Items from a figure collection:
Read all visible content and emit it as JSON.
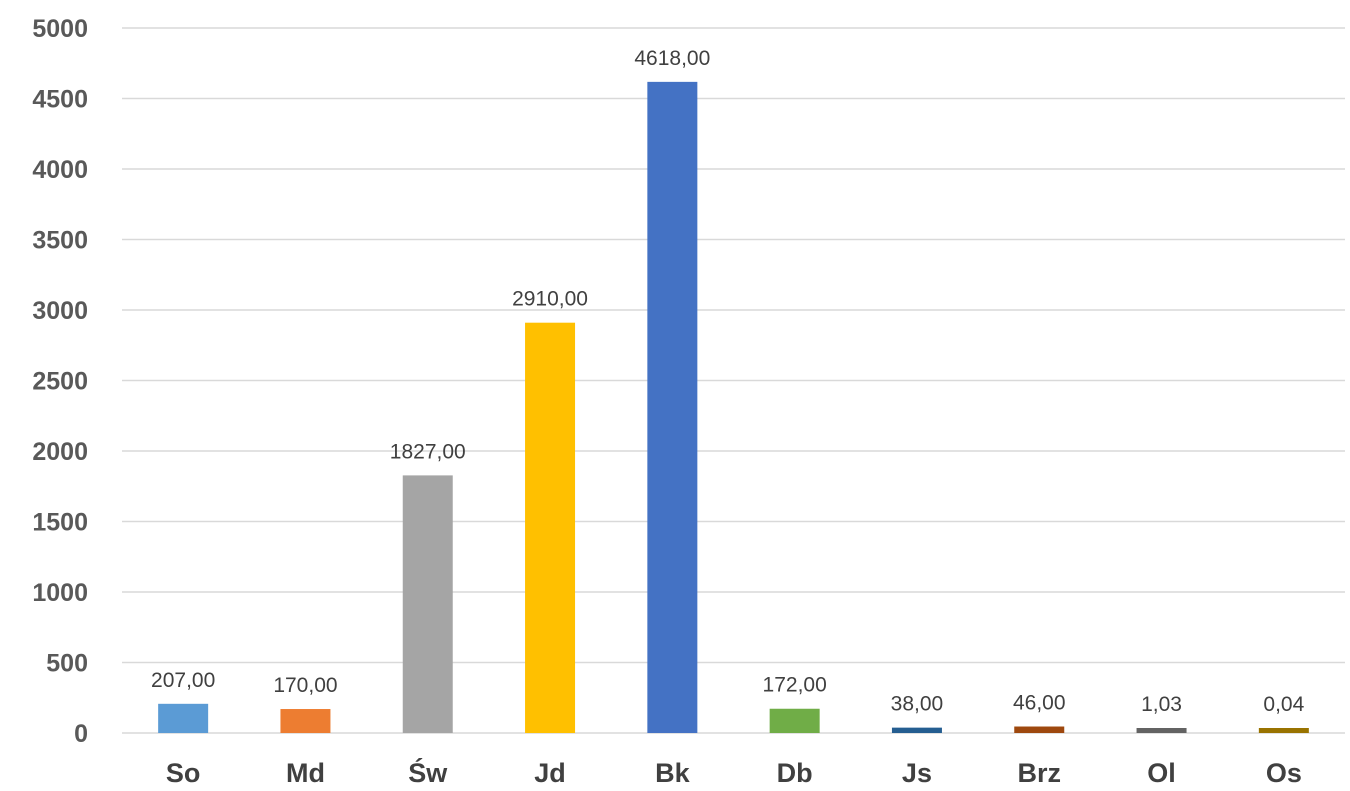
{
  "chart_data": {
    "type": "bar",
    "title": "",
    "xlabel": "",
    "ylabel": "",
    "ylim": [
      0,
      5000
    ],
    "yticks": [
      "0",
      "500",
      "1000",
      "1500",
      "2000",
      "2500",
      "3000",
      "3500",
      "4000",
      "4500",
      "5000"
    ],
    "grid": true,
    "legend": "none",
    "categories": [
      "So",
      "Md",
      "Św",
      "Jd",
      "Bk",
      "Db",
      "Js",
      "Brz",
      "Ol",
      "Os"
    ],
    "values": [
      207,
      170,
      1827,
      2910,
      4618,
      172,
      38,
      46,
      1.03,
      0.04
    ],
    "data_labels": [
      "207,00",
      "170,00",
      "1827,00",
      "2910,00",
      "4618,00",
      "172,00",
      "38,00",
      "46,00",
      "1,03",
      "0,04"
    ],
    "colors": [
      "#5B9BD5",
      "#ED7D31",
      "#A5A5A5",
      "#FFC000",
      "#4472C4",
      "#70AD47",
      "#255E91",
      "#9E480E",
      "#636363",
      "#997300"
    ]
  }
}
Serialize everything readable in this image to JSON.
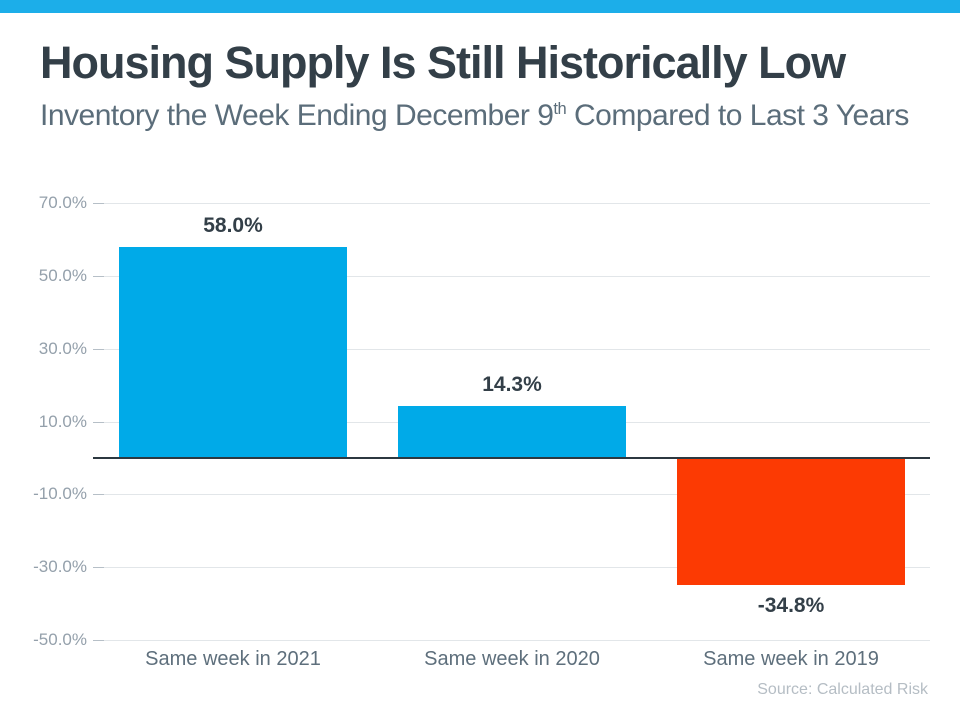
{
  "page": {
    "accent_strip_color": "#1CAEE9",
    "background_color": "#ffffff"
  },
  "header": {
    "title": "Housing Supply Is Still Historically Low",
    "subtitle_pre": "Inventory the Week Ending December 9",
    "subtitle_sup": "th",
    "subtitle_post": " Compared to Last 3 Years"
  },
  "source": {
    "label": "Source: Calculated Risk"
  },
  "chart_data": {
    "type": "bar",
    "title": "",
    "categories": [
      "Same week in 2021",
      "Same week in 2020",
      "Same week in 2019"
    ],
    "values": [
      58.0,
      14.3,
      -34.8
    ],
    "data_labels": [
      "58.0%",
      "14.3%",
      "-34.8%"
    ],
    "bar_colors": [
      "#00AAE8",
      "#00AAE8",
      "#FC3A03"
    ],
    "y_ticks": [
      70,
      50,
      30,
      10,
      -10,
      -30,
      -50
    ],
    "y_tick_labels": [
      "70.0%",
      "50.0%",
      "30.0%",
      "10.0%",
      "-10.0%",
      "-30.0%",
      "-50.0%"
    ],
    "ylim": [
      -50,
      70
    ],
    "xlabel": "",
    "ylabel": "",
    "grid": true,
    "legend": false,
    "zero_line": true,
    "gridline_color": "#e2e6e9",
    "zero_line_color": "#2C3840"
  }
}
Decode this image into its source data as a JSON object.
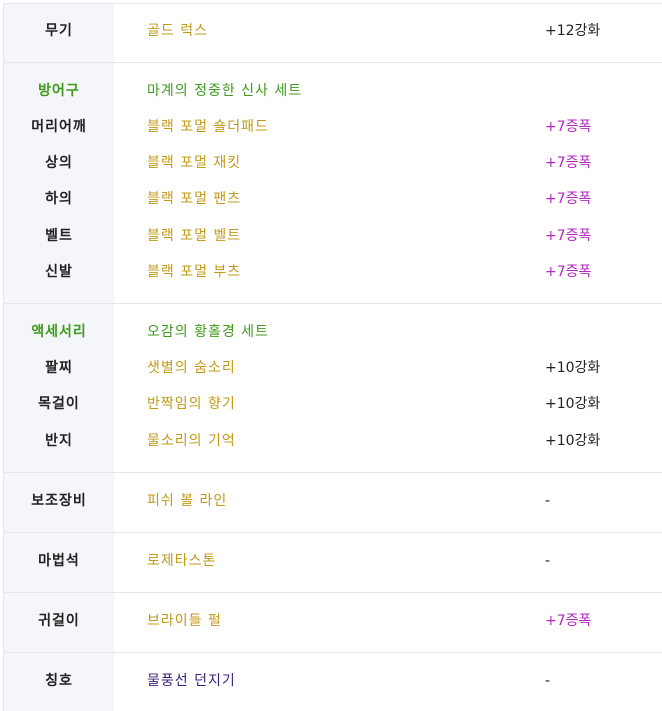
{
  "rows": {
    "weapon": {
      "label": "무기",
      "name": "골드 럭스",
      "value": "+12강화"
    },
    "armor_header": {
      "label": "방어구",
      "name": "마계의 정중한 신사 세트"
    },
    "shoulder": {
      "label": "머리어깨",
      "name": "블랙 포멀 숄더패드",
      "value": "+7증폭"
    },
    "top": {
      "label": "상의",
      "name": "블랙 포멀 재킷",
      "value": "+7증폭"
    },
    "bottom": {
      "label": "하의",
      "name": "블랙 포멀 팬츠",
      "value": "+7증폭"
    },
    "belt": {
      "label": "벨트",
      "name": "블랙 포멀 벨트",
      "value": "+7증폭"
    },
    "shoes": {
      "label": "신발",
      "name": "블랙 포멀 부츠",
      "value": "+7증폭"
    },
    "accessory_header": {
      "label": "액세서리",
      "name": "오감의 황홀경 세트"
    },
    "bracelet": {
      "label": "팔찌",
      "name": "샛별의 숨소리",
      "value": "+10강화"
    },
    "necklace": {
      "label": "목걸이",
      "name": "반짝임의 향기",
      "value": "+10강화"
    },
    "ring": {
      "label": "반지",
      "name": "물소리의 기억",
      "value": "+10강화"
    },
    "subequip": {
      "label": "보조장비",
      "name": "피쉬 볼 라인",
      "value": "-"
    },
    "magicstone": {
      "label": "마법석",
      "name": "로제타스톤",
      "value": "-"
    },
    "earring": {
      "label": "귀걸이",
      "name": "브라이들 펄",
      "value": "+7증폭"
    },
    "title": {
      "label": "칭호",
      "name": "물풍선 던지기",
      "value": "-"
    }
  },
  "colors": {
    "gold_item": "#c29a18",
    "set_green": "#3e9a1c",
    "amplify_pink": "#b02ac0",
    "title_purple": "#3c1f7a",
    "label_bg": "#f4f6fa"
  }
}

Task brief: Retype the listing exactly. Pictures do not belong in the copy.

Answer to the problem:
Read all visible content and emit it as JSON.
{
  "chart_data": {
    "type": "bar",
    "title": "",
    "xlabel": "",
    "ylabel": "",
    "ylim": [
      0,
      5000
    ],
    "yticks": [
      "0",
      "500",
      "1000",
      "1500",
      "2000",
      "2500",
      "3000",
      "3500",
      "4000",
      "4500",
      "5000"
    ],
    "grid": true,
    "legend": "none",
    "categories": [
      "So",
      "Md",
      "Św",
      "Jd",
      "Bk",
      "Db",
      "Js",
      "Brz",
      "Ol",
      "Os"
    ],
    "values": [
      207,
      170,
      1827,
      2910,
      4618,
      172,
      38,
      46,
      1.03,
      0.04
    ],
    "data_labels": [
      "207,00",
      "170,00",
      "1827,00",
      "2910,00",
      "4618,00",
      "172,00",
      "38,00",
      "46,00",
      "1,03",
      "0,04"
    ],
    "colors": [
      "#5B9BD5",
      "#ED7D31",
      "#A5A5A5",
      "#FFC000",
      "#4472C4",
      "#70AD47",
      "#255E91",
      "#9E480E",
      "#636363",
      "#997300"
    ]
  }
}
Serialize everything readable in this image to JSON.
{
  "page": {
    "accent_strip_color": "#1CAEE9",
    "background_color": "#ffffff"
  },
  "header": {
    "title": "Housing Supply Is Still Historically Low",
    "subtitle_pre": "Inventory the Week Ending December 9",
    "subtitle_sup": "th",
    "subtitle_post": " Compared to Last 3 Years"
  },
  "source": {
    "label": "Source: Calculated Risk"
  },
  "chart_data": {
    "type": "bar",
    "title": "",
    "categories": [
      "Same week in 2021",
      "Same week in 2020",
      "Same week in 2019"
    ],
    "values": [
      58.0,
      14.3,
      -34.8
    ],
    "data_labels": [
      "58.0%",
      "14.3%",
      "-34.8%"
    ],
    "bar_colors": [
      "#00AAE8",
      "#00AAE8",
      "#FC3A03"
    ],
    "y_ticks": [
      70,
      50,
      30,
      10,
      -10,
      -30,
      -50
    ],
    "y_tick_labels": [
      "70.0%",
      "50.0%",
      "30.0%",
      "10.0%",
      "-10.0%",
      "-30.0%",
      "-50.0%"
    ],
    "ylim": [
      -50,
      70
    ],
    "xlabel": "",
    "ylabel": "",
    "grid": true,
    "legend": false,
    "zero_line": true,
    "gridline_color": "#e2e6e9",
    "zero_line_color": "#2C3840"
  }
}
Decode this image into its source data as a JSON object.
{
  "rows": {
    "weapon": {
      "label": "무기",
      "name": "골드 럭스",
      "value": "+12강화"
    },
    "armor_header": {
      "label": "방어구",
      "name": "마계의 정중한 신사 세트"
    },
    "shoulder": {
      "label": "머리어깨",
      "name": "블랙 포멀 숄더패드",
      "value": "+7증폭"
    },
    "top": {
      "label": "상의",
      "name": "블랙 포멀 재킷",
      "value": "+7증폭"
    },
    "bottom": {
      "label": "하의",
      "name": "블랙 포멀 팬츠",
      "value": "+7증폭"
    },
    "belt": {
      "label": "벨트",
      "name": "블랙 포멀 벨트",
      "value": "+7증폭"
    },
    "shoes": {
      "label": "신발",
      "name": "블랙 포멀 부츠",
      "value": "+7증폭"
    },
    "accessory_header": {
      "label": "액세서리",
      "name": "오감의 황홀경 세트"
    },
    "bracelet": {
      "label": "팔찌",
      "name": "샛별의 숨소리",
      "value": "+10강화"
    },
    "necklace": {
      "label": "목걸이",
      "name": "반짝임의 향기",
      "value": "+10강화"
    },
    "ring": {
      "label": "반지",
      "name": "물소리의 기억",
      "value": "+10강화"
    },
    "subequip": {
      "label": "보조장비",
      "name": "피쉬 볼 라인",
      "value": "-"
    },
    "magicstone": {
      "label": "마법석",
      "name": "로제타스톤",
      "value": "-"
    },
    "earring": {
      "label": "귀걸이",
      "name": "브라이들 펄",
      "value": "+7증폭"
    },
    "title": {
      "label": "칭호",
      "name": "물풍선 던지기",
      "value": "-"
    }
  },
  "colors": {
    "gold_item": "#c29a18",
    "set_green": "#3e9a1c",
    "amplify_pink": "#b02ac0",
    "title_purple": "#3c1f7a",
    "label_bg": "#f4f6fa"
  }
}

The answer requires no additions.